**TASK TO CARRY OUT:** Reproduce the records that follow in full, excluding any picture they contain.

**PROVIDED RECORDS:**
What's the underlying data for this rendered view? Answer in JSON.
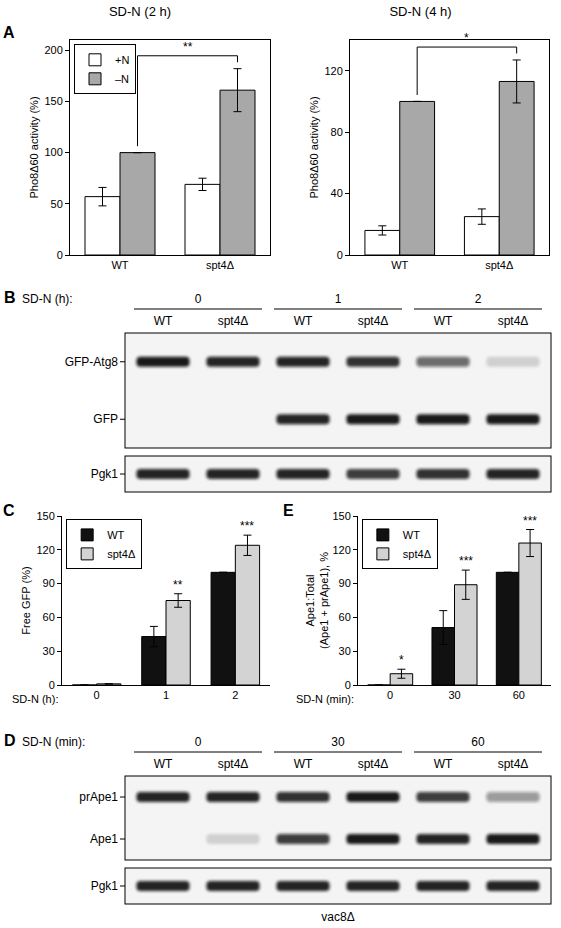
{
  "chart_data": [
    {
      "panel": "A",
      "type": "bar",
      "title": "SD-N (2 h)",
      "ylabel": "Pho8Δ60 activity (%)",
      "categories": [
        "WT",
        "spt4Δ"
      ],
      "series": [
        {
          "name": "+N",
          "color": "#ffffff",
          "values": [
            57,
            69
          ],
          "errors": [
            9,
            6
          ]
        },
        {
          "name": "–N",
          "color": "#a8a8a8",
          "values": [
            100,
            161
          ],
          "errors": [
            null,
            21
          ]
        }
      ],
      "ylim": [
        0,
        210
      ],
      "yticks": [
        0,
        50,
        100,
        150,
        200
      ],
      "grid": false,
      "legend": "upper left",
      "annotations": [
        {
          "text": "**",
          "between": [
            "WT",
            "spt4Δ"
          ],
          "series": "–N"
        }
      ]
    },
    {
      "type": "bar",
      "title": "SD-N (4 h)",
      "ylabel": "Pho8Δ60 activity (%)",
      "categories": [
        "WT",
        "spt4Δ"
      ],
      "series": [
        {
          "name": "+N",
          "color": "#ffffff",
          "values": [
            16,
            25
          ],
          "errors": [
            3,
            5
          ]
        },
        {
          "name": "–N",
          "color": "#a8a8a8",
          "values": [
            100,
            113
          ],
          "errors": [
            null,
            14
          ]
        }
      ],
      "ylim": [
        0,
        140
      ],
      "yticks": [
        0,
        40,
        80,
        120
      ],
      "grid": false,
      "annotations": [
        {
          "text": "*",
          "between": [
            "WT",
            "spt4Δ"
          ],
          "series": "–N"
        }
      ]
    },
    {
      "panel": "C",
      "type": "bar",
      "xlabel": "SD-N (h):",
      "ylabel": "Free GFP (%)",
      "categories": [
        "0",
        "1",
        "2"
      ],
      "series": [
        {
          "name": "WT",
          "color": "#111111",
          "values": [
            0,
            43,
            100
          ],
          "errors": [
            null,
            9,
            null
          ]
        },
        {
          "name": "spt4Δ",
          "color": "#d3d3d3",
          "values": [
            1,
            75,
            124
          ],
          "errors": [
            null,
            6,
            9
          ],
          "significance": [
            null,
            "**",
            "***"
          ]
        }
      ],
      "ylim": [
        0,
        150
      ],
      "yticks": [
        0,
        30,
        60,
        90,
        120,
        150
      ],
      "grid": false,
      "legend": "upper left"
    },
    {
      "panel": "E",
      "type": "bar",
      "xlabel": "SD-N (min):",
      "ylabel": "Ape1:Total\n(Ape1 + prApe1), %",
      "categories": [
        "0",
        "30",
        "60"
      ],
      "series": [
        {
          "name": "WT",
          "color": "#111111",
          "values": [
            0,
            51,
            100
          ],
          "errors": [
            null,
            15,
            null
          ]
        },
        {
          "name": "spt4Δ",
          "color": "#d3d3d3",
          "values": [
            10,
            89,
            126
          ],
          "errors": [
            4,
            13,
            12
          ],
          "significance": [
            "*",
            "***",
            "***"
          ]
        }
      ],
      "ylim": [
        0,
        150
      ],
      "yticks": [
        0,
        30,
        60,
        90,
        120,
        150
      ],
      "grid": false,
      "legend": "upper left"
    }
  ],
  "blots": [
    {
      "panel": "B",
      "time_label": "SD-N (h):",
      "groups": [
        "0",
        "1",
        "2"
      ],
      "lanes": [
        "WT",
        "spt4Δ"
      ],
      "rows": [
        {
          "label": "GFP-Atg8",
          "bands": [
            0.95,
            0.9,
            0.9,
            0.85,
            0.6,
            0.15
          ]
        },
        {
          "label": "GFP",
          "bands": [
            0,
            0,
            0.9,
            0.95,
            0.95,
            0.95
          ]
        }
      ],
      "loading": {
        "label": "Pgk1",
        "bands": [
          0.9,
          0.9,
          0.9,
          0.8,
          0.85,
          0.9
        ]
      }
    },
    {
      "panel": "D",
      "time_label": "SD-N (min):",
      "groups": [
        "0",
        "30",
        "60"
      ],
      "lanes": [
        "WT",
        "spt4Δ"
      ],
      "rows": [
        {
          "label": "prApe1",
          "bands": [
            0.9,
            0.9,
            0.85,
            0.95,
            0.8,
            0.4
          ]
        },
        {
          "label": "Ape1",
          "bands": [
            0,
            0.15,
            0.8,
            0.95,
            0.9,
            0.95
          ]
        }
      ],
      "loading": {
        "label": "Pgk1",
        "bands": [
          0.9,
          0.9,
          0.9,
          0.9,
          0.9,
          0.9
        ]
      },
      "footer": "vac8Δ"
    }
  ]
}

**RIGHT ANSWER:**
What's the underlying data for this rendered view? Answer in JSON.
{
  "chart_data": [
    {
      "panel": "A",
      "type": "bar",
      "title": "SD-N (2 h)",
      "ylabel": "Pho8Δ60 activity (%)",
      "categories": [
        "WT",
        "spt4Δ"
      ],
      "series": [
        {
          "name": "+N",
          "color": "#ffffff",
          "values": [
            57,
            69
          ],
          "errors": [
            9,
            6
          ]
        },
        {
          "name": "–N",
          "color": "#a8a8a8",
          "values": [
            100,
            161
          ],
          "errors": [
            null,
            21
          ]
        }
      ],
      "ylim": [
        0,
        210
      ],
      "yticks": [
        0,
        50,
        100,
        150,
        200
      ],
      "grid": false,
      "legend": "upper left",
      "annotations": [
        {
          "text": "**",
          "between": [
            "WT",
            "spt4Δ"
          ],
          "series": "–N"
        }
      ]
    },
    {
      "type": "bar",
      "title": "SD-N (4 h)",
      "ylabel": "Pho8Δ60 activity (%)",
      "categories": [
        "WT",
        "spt4Δ"
      ],
      "series": [
        {
          "name": "+N",
          "color": "#ffffff",
          "values": [
            16,
            25
          ],
          "errors": [
            3,
            5
          ]
        },
        {
          "name": "–N",
          "color": "#a8a8a8",
          "values": [
            100,
            113
          ],
          "errors": [
            null,
            14
          ]
        }
      ],
      "ylim": [
        0,
        140
      ],
      "yticks": [
        0,
        40,
        80,
        120
      ],
      "grid": false,
      "annotations": [
        {
          "text": "*",
          "between": [
            "WT",
            "spt4Δ"
          ],
          "series": "–N"
        }
      ]
    },
    {
      "panel": "C",
      "type": "bar",
      "xlabel": "SD-N (h):",
      "ylabel": "Free GFP (%)",
      "categories": [
        "0",
        "1",
        "2"
      ],
      "series": [
        {
          "name": "WT",
          "color": "#111111",
          "values": [
            0,
            43,
            100
          ],
          "errors": [
            null,
            9,
            null
          ]
        },
        {
          "name": "spt4Δ",
          "color": "#d3d3d3",
          "values": [
            1,
            75,
            124
          ],
          "errors": [
            null,
            6,
            9
          ],
          "significance": [
            null,
            "**",
            "***"
          ]
        }
      ],
      "ylim": [
        0,
        150
      ],
      "yticks": [
        0,
        30,
        60,
        90,
        120,
        150
      ],
      "grid": false,
      "legend": "upper left"
    },
    {
      "panel": "E",
      "type": "bar",
      "xlabel": "SD-N (min):",
      "ylabel": "Ape1:Total\n(Ape1 + prApe1), %",
      "categories": [
        "0",
        "30",
        "60"
      ],
      "series": [
        {
          "name": "WT",
          "color": "#111111",
          "values": [
            0,
            51,
            100
          ],
          "errors": [
            null,
            15,
            null
          ]
        },
        {
          "name": "spt4Δ",
          "color": "#d3d3d3",
          "values": [
            10,
            89,
            126
          ],
          "errors": [
            4,
            13,
            12
          ],
          "significance": [
            "*",
            "***",
            "***"
          ]
        }
      ],
      "ylim": [
        0,
        150
      ],
      "yticks": [
        0,
        30,
        60,
        90,
        120,
        150
      ],
      "grid": false,
      "legend": "upper left"
    }
  ],
  "blots": [
    {
      "panel": "B",
      "time_label": "SD-N (h):",
      "groups": [
        "0",
        "1",
        "2"
      ],
      "lanes": [
        "WT",
        "spt4Δ"
      ],
      "rows": [
        {
          "label": "GFP-Atg8",
          "bands": [
            0.95,
            0.9,
            0.9,
            0.85,
            0.6,
            0.15
          ]
        },
        {
          "label": "GFP",
          "bands": [
            0,
            0,
            0.9,
            0.95,
            0.95,
            0.95
          ]
        }
      ],
      "loading": {
        "label": "Pgk1",
        "bands": [
          0.9,
          0.9,
          0.9,
          0.8,
          0.85,
          0.9
        ]
      }
    },
    {
      "panel": "D",
      "time_label": "SD-N (min):",
      "groups": [
        "0",
        "30",
        "60"
      ],
      "lanes": [
        "WT",
        "spt4Δ"
      ],
      "rows": [
        {
          "label": "prApe1",
          "bands": [
            0.9,
            0.9,
            0.85,
            0.95,
            0.8,
            0.4
          ]
        },
        {
          "label": "Ape1",
          "bands": [
            0,
            0.15,
            0.8,
            0.95,
            0.9,
            0.95
          ]
        }
      ],
      "loading": {
        "label": "Pgk1",
        "bands": [
          0.9,
          0.9,
          0.9,
          0.9,
          0.9,
          0.9
        ]
      },
      "footer": "vac8Δ"
    }
  ]
}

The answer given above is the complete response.